§ Exercise inputs
(begin)

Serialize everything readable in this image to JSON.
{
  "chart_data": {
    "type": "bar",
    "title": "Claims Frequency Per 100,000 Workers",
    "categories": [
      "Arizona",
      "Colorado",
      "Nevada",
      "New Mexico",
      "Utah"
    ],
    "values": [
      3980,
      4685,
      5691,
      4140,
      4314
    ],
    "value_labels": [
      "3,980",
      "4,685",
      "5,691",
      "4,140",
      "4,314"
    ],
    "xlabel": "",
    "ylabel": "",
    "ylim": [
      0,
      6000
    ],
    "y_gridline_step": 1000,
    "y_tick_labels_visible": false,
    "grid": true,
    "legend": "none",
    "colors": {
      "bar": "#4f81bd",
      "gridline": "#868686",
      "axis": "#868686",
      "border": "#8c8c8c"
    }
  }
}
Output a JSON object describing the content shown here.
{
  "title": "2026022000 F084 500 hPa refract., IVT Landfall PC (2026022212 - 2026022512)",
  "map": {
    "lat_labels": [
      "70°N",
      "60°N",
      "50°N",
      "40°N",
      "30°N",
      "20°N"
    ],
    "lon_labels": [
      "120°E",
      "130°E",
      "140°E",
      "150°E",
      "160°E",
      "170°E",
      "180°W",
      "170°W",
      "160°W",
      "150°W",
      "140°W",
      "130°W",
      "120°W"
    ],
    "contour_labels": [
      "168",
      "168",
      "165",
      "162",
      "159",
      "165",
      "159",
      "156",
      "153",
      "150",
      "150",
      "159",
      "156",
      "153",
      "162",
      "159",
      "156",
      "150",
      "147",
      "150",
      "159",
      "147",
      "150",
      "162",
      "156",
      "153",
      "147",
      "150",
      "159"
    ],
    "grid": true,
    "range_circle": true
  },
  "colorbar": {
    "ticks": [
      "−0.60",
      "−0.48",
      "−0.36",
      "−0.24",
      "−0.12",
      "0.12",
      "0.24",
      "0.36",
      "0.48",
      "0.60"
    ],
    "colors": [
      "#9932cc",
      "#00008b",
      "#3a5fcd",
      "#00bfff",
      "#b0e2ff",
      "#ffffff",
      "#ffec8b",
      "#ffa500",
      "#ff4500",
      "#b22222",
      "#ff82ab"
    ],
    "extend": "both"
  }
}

(end)

Return exactly the lines from the one containing "Output a JSON" to the last line of the data, and nothing more.

§ Reply to the task
Output a JSON object describing the content shown here.
{
  "title": "2026022000 F084 500 hPa refract., IVT Landfall PC (2026022212 - 2026022512)",
  "map": {
    "lat_labels": [
      "70°N",
      "60°N",
      "50°N",
      "40°N",
      "30°N",
      "20°N"
    ],
    "lon_labels": [
      "120°E",
      "130°E",
      "140°E",
      "150°E",
      "160°E",
      "170°E",
      "180°W",
      "170°W",
      "160°W",
      "150°W",
      "140°W",
      "130°W",
      "120°W"
    ],
    "contour_labels": [
      "168",
      "168",
      "165",
      "162",
      "159",
      "165",
      "159",
      "156",
      "153",
      "150",
      "150",
      "159",
      "156",
      "153",
      "162",
      "159",
      "156",
      "150",
      "147",
      "150",
      "159",
      "147",
      "150",
      "162",
      "156",
      "153",
      "147",
      "150",
      "159"
    ],
    "grid": true,
    "range_circle": true
  },
  "colorbar": {
    "ticks": [
      "−0.60",
      "−0.48",
      "−0.36",
      "−0.24",
      "−0.12",
      "0.12",
      "0.24",
      "0.36",
      "0.48",
      "0.60"
    ],
    "colors": [
      "#9932cc",
      "#00008b",
      "#3a5fcd",
      "#00bfff",
      "#b0e2ff",
      "#ffffff",
      "#ffec8b",
      "#ffa500",
      "#ff4500",
      "#b22222",
      "#ff82ab"
    ],
    "extend": "both"
  }
}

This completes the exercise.